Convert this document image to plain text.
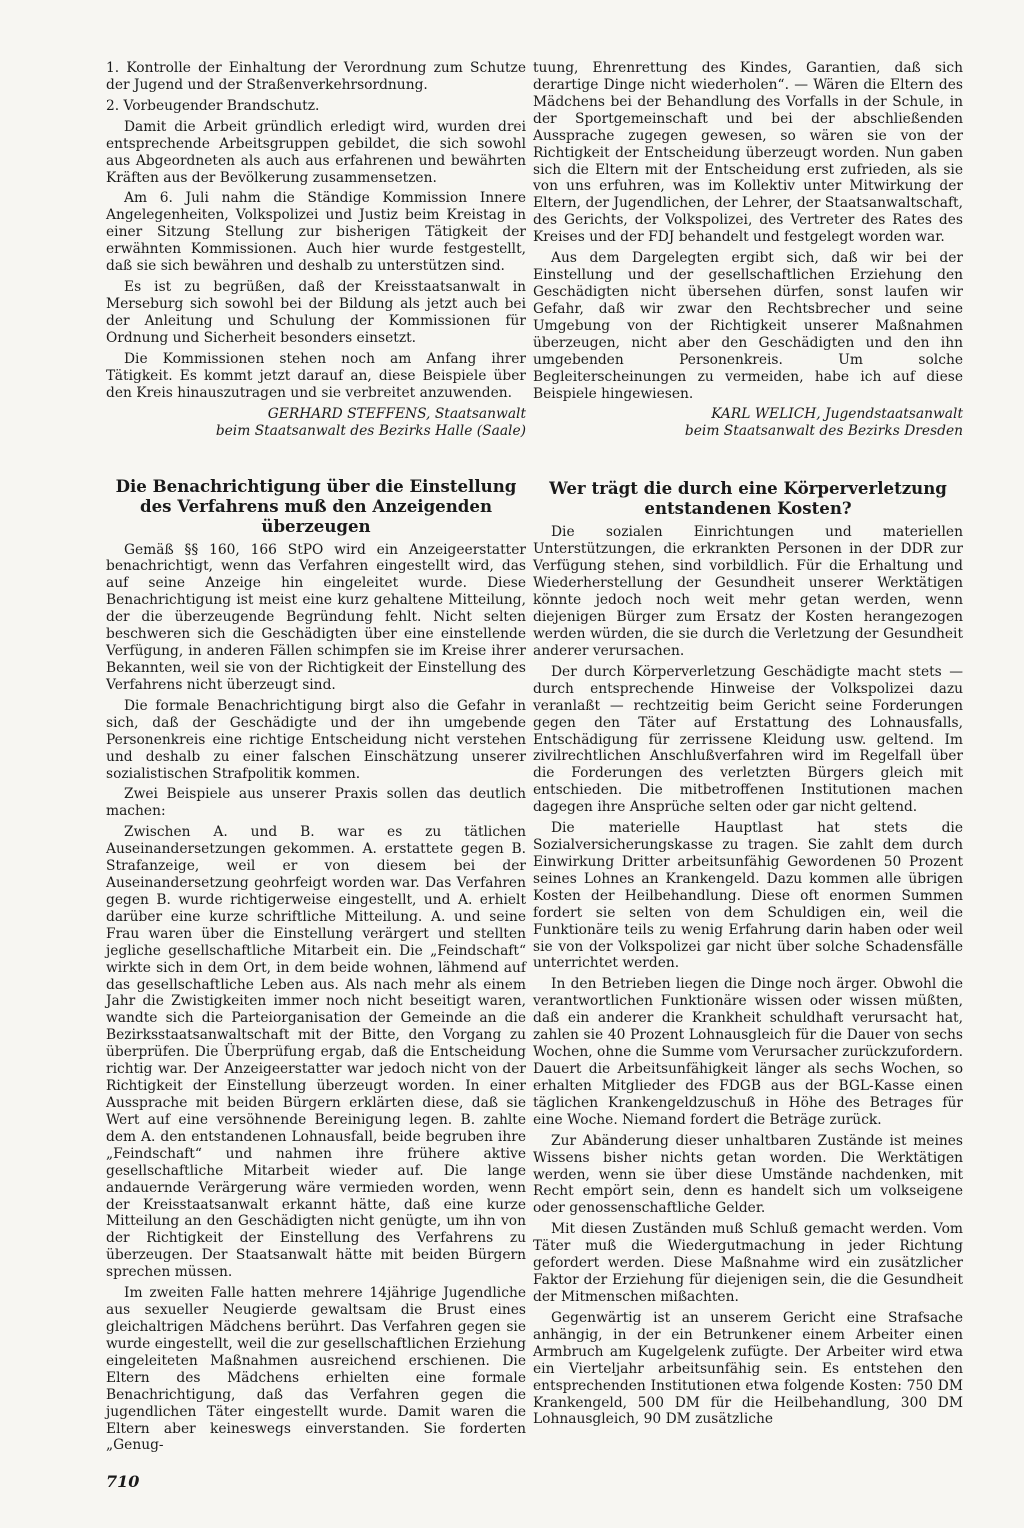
1. Kontrolle der Einhaltung der Verordnung zum Schutze der Jugend und der Straßenverkehrsordnung.

2. Vorbeugender Brandschutz.

Damit die Arbeit gründlich erledigt wird, wurden drei entsprechende Arbeitsgruppen gebildet, die sich sowohl aus Abgeordneten als auch aus erfahrenen und bewährten Kräften aus der Bevölkerung zusammensetzen.

Am 6. Juli nahm die Ständige Kommission Innere Angelegenheiten, Volkspolizei und Justiz beim Kreistag in einer Sitzung Stellung zur bisherigen Tätigkeit der erwähnten Kommissionen. Auch hier wurde festgestellt, daß sie sich bewähren und deshalb zu unterstützen sind.

Es ist zu begrüßen, daß der Kreisstaatsanwalt in Merseburg sich sowohl bei der Bildung als jetzt auch bei der Anleitung und Schulung der Kommissionen für Ordnung und Sicherheit besonders einsetzt.

Die Kommissionen stehen noch am Anfang ihrer Tätigkeit. Es kommt jetzt darauf an, diese Beispiele über den Kreis hinauszutragen und sie verbreitet anzuwenden.

GERHARD STEFFENS, Staatsanwalt
beim Staatsanwalt des Bezirks Halle (Saale)
Die Benachrichtigung über die Einstellung des Verfahrens muß den Anzeigenden überzeugen

Gemäß §§ 160, 166 StPO wird ein Anzeigeerstatter benachrichtigt, wenn das Verfahren eingestellt wird, das auf seine Anzeige hin eingeleitet wurde. Diese Benachrichtigung ist meist eine kurz gehaltene Mitteilung, der die überzeugende Begründung fehlt. Nicht selten beschweren sich die Geschädigten über eine einstellende Verfügung, in anderen Fällen schimpfen sie im Kreise ihrer Bekannten, weil sie von der Richtigkeit der Einstellung des Verfahrens nicht überzeugt sind.

Die formale Benachrichtigung birgt also die Gefahr in sich, daß der Geschädigte und der ihn umgebende Personenkreis eine richtige Entscheidung nicht verstehen und deshalb zu einer falschen Einschätzung unserer sozialistischen Strafpolitik kommen.

Zwei Beispiele aus unserer Praxis sollen das deutlich machen:

Zwischen A. und B. war es zu tätlichen Auseinandersetzungen gekommen. A. erstattete gegen B. Strafanzeige, weil er von diesem bei der Auseinandersetzung geohrfeigt worden war. Das Verfahren gegen B. wurde richtigerweise eingestellt, und A. erhielt darüber eine kurze schriftliche Mitteilung. A. und seine Frau waren über die Einstellung verärgert und stellten jegliche gesellschaftliche Mitarbeit ein. Die „Feindschaft“ wirkte sich in dem Ort, in dem beide wohnen, lähmend auf das gesellschaftliche Leben aus. Als nach mehr als einem Jahr die Zwistigkeiten immer noch nicht beseitigt waren, wandte sich die Parteiorganisation der Gemeinde an die Bezirksstaatsanwaltschaft mit der Bitte, den Vorgang zu überprüfen. Die Überprüfung ergab, daß die Entscheidung richtig war. Der Anzeigeerstatter war jedoch nicht von der Richtigkeit der Einstellung überzeugt worden. In einer Aussprache mit beiden Bürgern erklärten diese, daß sie Wert auf eine versöhnende Bereinigung legen. B. zahlte dem A. den entstandenen Lohnausfall, beide begruben ihre „Feindschaft“ und nahmen ihre frühere aktive gesellschaftliche Mitarbeit wieder auf. Die lange andauernde Verärgerung wäre vermieden worden, wenn der Kreisstaatsanwalt erkannt hätte, daß eine kurze Mitteilung an den Geschädigten nicht genügte, um ihn von der Richtigkeit der Einstellung des Verfahrens zu überzeugen. Der Staatsanwalt hätte mit beiden Bürgern sprechen müssen.

Im zweiten Falle hatten mehrere 14jährige Jugendliche aus sexueller Neugierde gewaltsam die Brust eines gleichaltrigen Mädchens berührt. Das Verfahren gegen sie wurde eingestellt, weil die zur gesellschaftlichen Erziehung eingeleiteten Maßnahmen ausreichend erschienen. Die Eltern des Mädchens erhielten eine formale Benachrichtigung, daß das Verfahren gegen die jugendlichen Täter eingestellt wurde. Damit waren die Eltern aber keineswegs einverstanden. Sie forderten „Genug-

tuung, Ehrenrettung des Kindes, Garantien, daß sich derartige Dinge nicht wiederholen“. — Wären die Eltern des Mädchens bei der Behandlung des Vorfalls in der Schule, in der Sportgemeinschaft und bei der abschließenden Aussprache zugegen gewesen, so wären sie von der Richtigkeit der Entscheidung überzeugt worden. Nun gaben sich die Eltern mit der Entscheidung erst zufrieden, als sie von uns erfuhren, was im Kollektiv unter Mitwirkung der Eltern, der Jugendlichen, der Lehrer, der Staatsanwaltschaft, des Gerichts, der Volkspolizei, des Vertreter des Rates des Kreises und der FDJ behandelt und festgelegt worden war.

Aus dem Dargelegten ergibt sich, daß wir bei der Einstellung und der gesellschaftlichen Erziehung den Geschädigten nicht übersehen dürfen, sonst laufen wir Gefahr, daß wir zwar den Rechtsbrecher und seine Umgebung von der Richtigkeit unserer Maßnahmen überzeugen, nicht aber den Geschädigten und den ihn umgebenden Personenkreis. Um solche Begleiterscheinungen zu vermeiden, habe ich auf diese Beispiele hingewiesen.

KARL WELICH, Jugendstaatsanwalt
beim Staatsanwalt des Bezirks Dresden
Wer trägt die durch eine Körperverletzung entstandenen Kosten?

Die sozialen Einrichtungen und materiellen Unterstützungen, die erkrankten Personen in der DDR zur Verfügung stehen, sind vorbildlich. Für die Erhaltung und Wiederherstellung der Gesundheit unserer Werktätigen könnte jedoch noch weit mehr getan werden, wenn diejenigen Bürger zum Ersatz der Kosten herangezogen werden würden, die sie durch die Verletzung der Gesundheit anderer verursachen.

Der durch Körperverletzung Geschädigte macht stets — durch entsprechende Hinweise der Volkspolizei dazu veranlaßt — rechtzeitig beim Gericht seine Forderungen gegen den Täter auf Erstattung des Lohnausfalls, Entschädigung für zerrissene Kleidung usw. geltend. Im zivilrechtlichen Anschlußverfahren wird im Regelfall über die Forderungen des verletzten Bürgers gleich mit entschieden. Die mitbetroffenen Institutionen machen dagegen ihre Ansprüche selten oder gar nicht geltend.

Die materielle Hauptlast hat stets die Sozialversicherungskasse zu tragen. Sie zahlt dem durch Einwirkung Dritter arbeitsunfähig Gewordenen 50 Prozent seines Lohnes an Krankengeld. Dazu kommen alle übrigen Kosten der Heilbehandlung. Diese oft enormen Summen fordert sie selten von dem Schuldigen ein, weil die Funktionäre teils zu wenig Erfahrung darin haben oder weil sie von der Volkspolizei gar nicht über solche Schadensfälle unterrichtet werden.

In den Betrieben liegen die Dinge noch ärger. Obwohl die verantwortlichen Funktionäre wissen oder wissen müßten, daß ein anderer die Krankheit schuldhaft verursacht hat, zahlen sie 40 Prozent Lohnausgleich für die Dauer von sechs Wochen, ohne die Summe vom Verursacher zurückzufordern. Dauert die Arbeitsunfähigkeit länger als sechs Wochen, so erhalten Mitglieder des FDGB aus der BGL-Kasse einen täglichen Krankengeldzuschuß in Höhe des Betrages für eine Woche. Niemand fordert die Beträge zurück.

Zur Abänderung dieser unhaltbaren Zustände ist meines Wissens bisher nichts getan worden. Die Werktätigen werden, wenn sie über diese Umstände nachdenken, mit Recht empört sein, denn es handelt sich um volkseigene oder genossenschaftliche Gelder.

Mit diesen Zuständen muß Schluß gemacht werden. Vom Täter muß die Wiedergutmachung in jeder Richtung gefordert werden. Diese Maßnahme wird ein zusätzlicher Faktor der Erziehung für diejenigen sein, die die Gesundheit der Mitmenschen mißachten.

Gegenwärtig ist an unserem Gericht eine Strafsache anhängig, in der ein Betrunkener einem Arbeiter einen Armbruch am Kugelgelenk zufügte. Der Arbeiter wird etwa ein Vierteljahr arbeitsunfähig sein. Es entstehen den entsprechenden Institutionen etwa folgende Kosten: 750 DM Krankengeld, 500 DM für die Heilbehandlung, 300 DM Lohnausgleich, 90 DM zusätzliche

710
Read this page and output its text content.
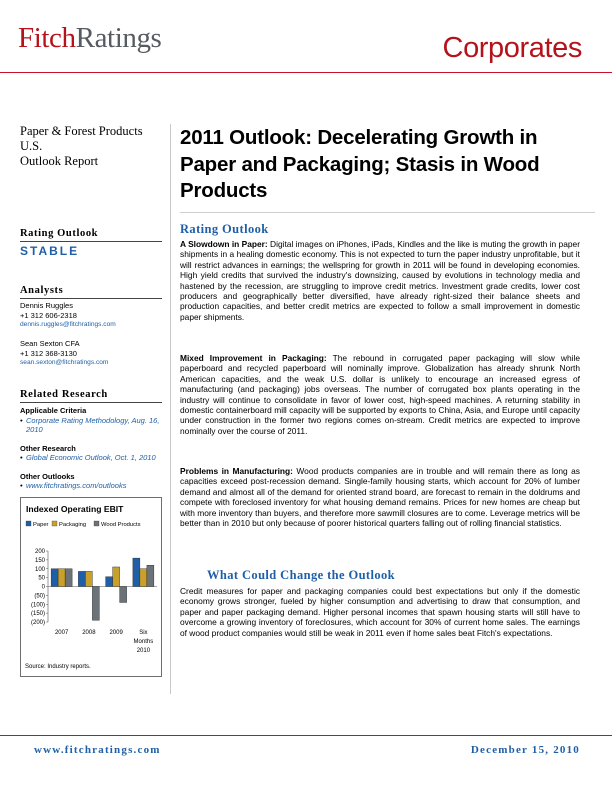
FitchRatings	Corporates
Paper & Forest Products
U.S.
Outlook Report
2011 Outlook: Decelerating Growth in Paper and Packaging; Stasis in Wood Products
Rating Outlook
STABLE
Analysts
Dennis Ruggles
+1 312 606-2318
dennis.ruggles@fitchratings.com
Sean Sexton CFA
+1 312 368-3130
sean.sexton@fitchratings.com
Related Research
Applicable Criteria
• Corporate Rating Methodology, Aug. 16, 2010
Other Research
• Global Economic Outlook, Oct. 1, 2010
Other Outlooks
• www.fitchratings.com/outlooks
Indexed Operating EBIT
Paper Packaging	Wood Products
200
150
100
50
0
(50)
(100)
(150)
(200)
2007 2008 2009	Six
Months
2010
Source: Industry reports.
Rating Outlook
A Slowdown in Paper: Digital images on iPhones, iPads, Kindles and the like is muting the growth in paper shipments in a healing domestic economy. This is not expected to turn the paper industry unprofitable, but it will restrict advances in earnings; the wellspring for growth in 2011 will be found in developing economies. High yield credits that survived the industry's downsizing, caused by evolutions in technology media and hastened by the recession, are struggling to improve credit metrics. Investment grade credits, lower cost producers and geographically better diversified, have already right-sized their balance sheets and production capacities, and better credit metrics are expected to follow a small improvement in domestic paper shipments.
Mixed Improvement in Packaging: The rebound in corrugated paper packaging will slow while paperboard and recycled paperboard will nominally improve. Globalization has already shrunk North American capacities, and the weak U.S. dollar is unlikely to encourage an increased egress of manufacturing (and packaging) jobs overseas. The number of corrugated box plants operating in the industry will continue to consolidate in favor of lower cost, high-speed machines. A returning stability in domestic containerboard mill capacity will be supported by exports to China, Asia, and Europe until capacity under construction in the former two regions comes on-stream. Credit metrics are expected to improve nominally over the course of 2011.
Problems in Manufacturing: Wood products companies are in trouble and will remain there as long as capacities exceed post-recession demand. Single-family housing starts, which account for 20% of lumber demand and almost all of the demand for oriented strand board, are forecast to remain in the doldrums and compete with foreclosed inventory for what housing demand remains. Prices for new homes are cheap but with more inventory than buyers, and therefore more sawmill closures are to come. Leverage metrics will be better than in 2010 but only because of poorer historical quarters falling out of rolling financial statistics.
What Could Change the Outlook
Credit measures for paper and packaging companies could best expectations but only if the domestic economy grows stronger, fueled by higher consumption and advertising to draw that consumption, and paper and paper packaging demand. Higher personal incomes that spawn housing starts will still have to overcome a growing inventory of foreclosures, which account for 30% of current home sales. The earnings of wood product companies would still be weak in 2011 even if home sales beat Fitch's expectations.
www.fitchratings.com	December 15, 2010
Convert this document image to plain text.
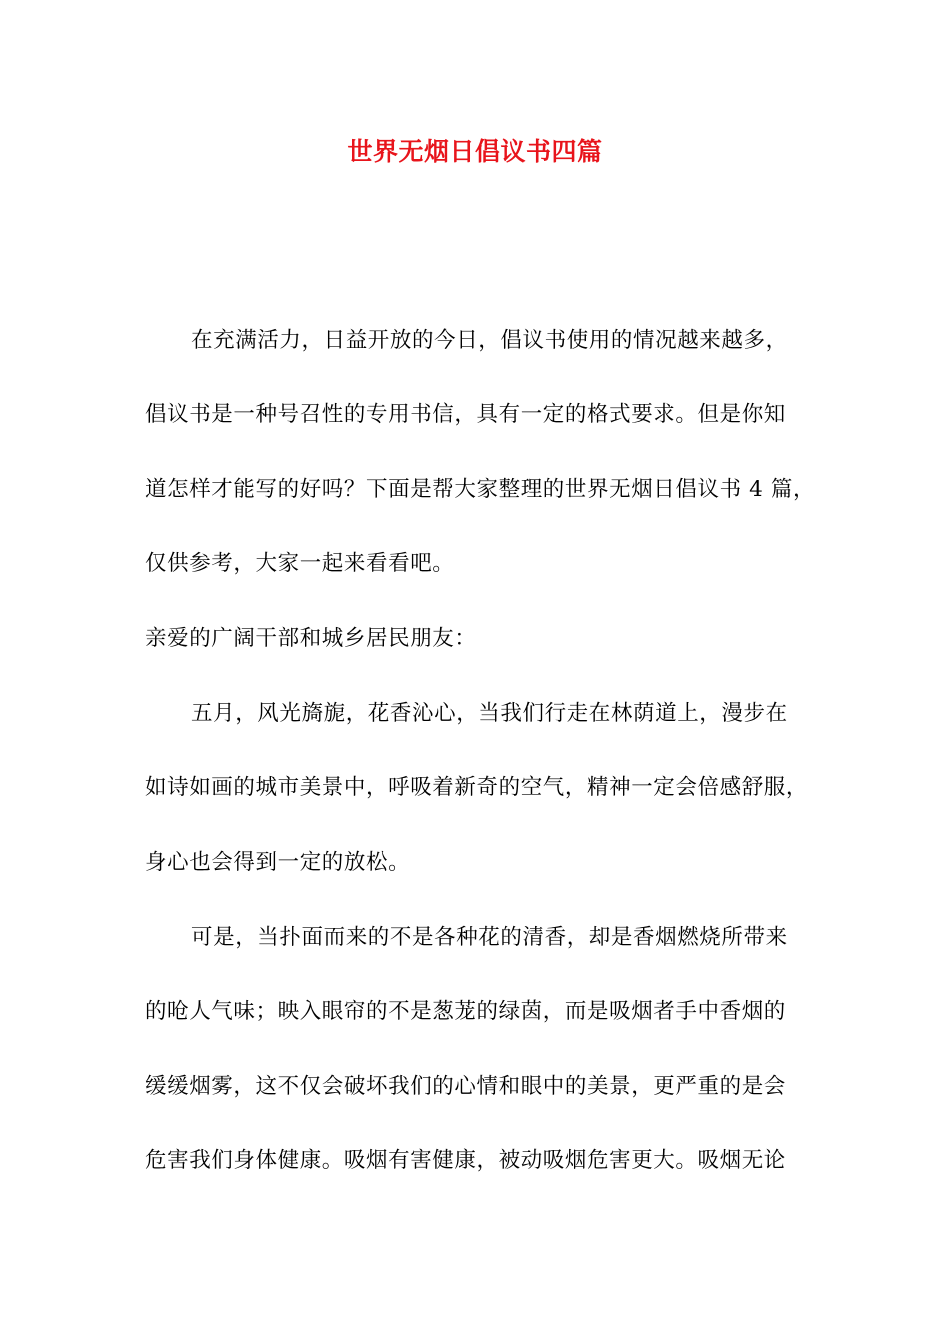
世界无烟日倡议书四篇
在充满活力，日益开放的今日，倡议书使用的情况越来越多，
倡议书是一种号召性的专用书信，具有一定的格式要求。但是你知
道怎样才能写的好吗？下面是帮大家整理的世界无烟日倡议书 4 篇，
仅供参考，大家一起来看看吧。
亲爱的广阔干部和城乡居民朋友：
五月，风光旖旎，花香沁心，当我们行走在林荫道上，漫步在
如诗如画的城市美景中，呼吸着新奇的空气，精神一定会倍感舒服，
身心也会得到一定的放松。
可是，当扑面而来的不是各种花的清香，却是香烟燃烧所带来
的呛人气味；映入眼帘的不是葱茏的绿茵，而是吸烟者手中香烟的
缓缓烟雾，这不仅会破坏我们的心情和眼中的美景，更严重的是会
危害我们身体健康。吸烟有害健康，被动吸烟危害更大。吸烟无论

-.-.-

WHAT THE TASK ASKS
Collect from the data above every line that includes "wird".

FULL SOLUTION
Damit die Arbeit gründlich erledigt wird, wurden drei entsprechende Arbeitsgruppen gebildet, die sich sowohl aus Abgeordneten als auch aus erfahrenen und bewährten Kräften aus der Bevölkerung zusammensetzen.
Gemäß §§ 160, 166 StPO wird ein Anzeigeerstatter benachrichtigt, wenn das Verfahren eingestellt wird, das auf seine Anzeige hin eingeleitet wurde. Diese Benachrichtigung ist meist eine kurz gehaltene Mitteilung, der die überzeugende Begründung fehlt. Nicht selten beschweren sich die Geschädigten über eine einstellende Verfügung, in anderen Fällen schimpfen sie im Kreise ihrer Bekannten, weil sie von der Richtigkeit der Einstellung des Verfahrens nicht überzeugt sind.
Der durch Körperverletzung Geschädigte macht stets — durch entsprechende Hinweise der Volkspolizei dazu veranlaßt — rechtzeitig beim Gericht seine Forderungen gegen den Täter auf Erstattung des Lohnausfalls, Entschädigung für zerrissene Kleidung usw. geltend. Im zivilrechtlichen Anschlußverfahren wird im Regelfall über die Forderungen des verletzten Bürgers gleich mit entschieden. Die mitbetroffenen Institutionen machen dagegen ihre Ansprüche selten oder gar nicht geltend.
Mit diesen Zuständen muß Schluß gemacht werden. Vom Täter muß die Wiedergutmachung in jeder Richtung gefordert werden. Diese Maßnahme wird ein zusätzlicher Faktor der Erziehung für diejenigen sein, die die Gesundheit der Mitmenschen mißachten.
Gegenwärtig ist an unserem Gericht eine Strafsache anhängig, in der ein Betrunkener einem Arbeiter einen Armbruch am Kugelgelenk zufügte. Der Arbeiter wird etwa ein Vierteljahr arbeitsunfähig sein. Es entstehen den entsprechenden Institutionen etwa folgende Kosten: 750 DM Krankengeld, 500 DM für die Heilbehandlung, 300 DM Lohnausgleich, 90 DM zusätzliche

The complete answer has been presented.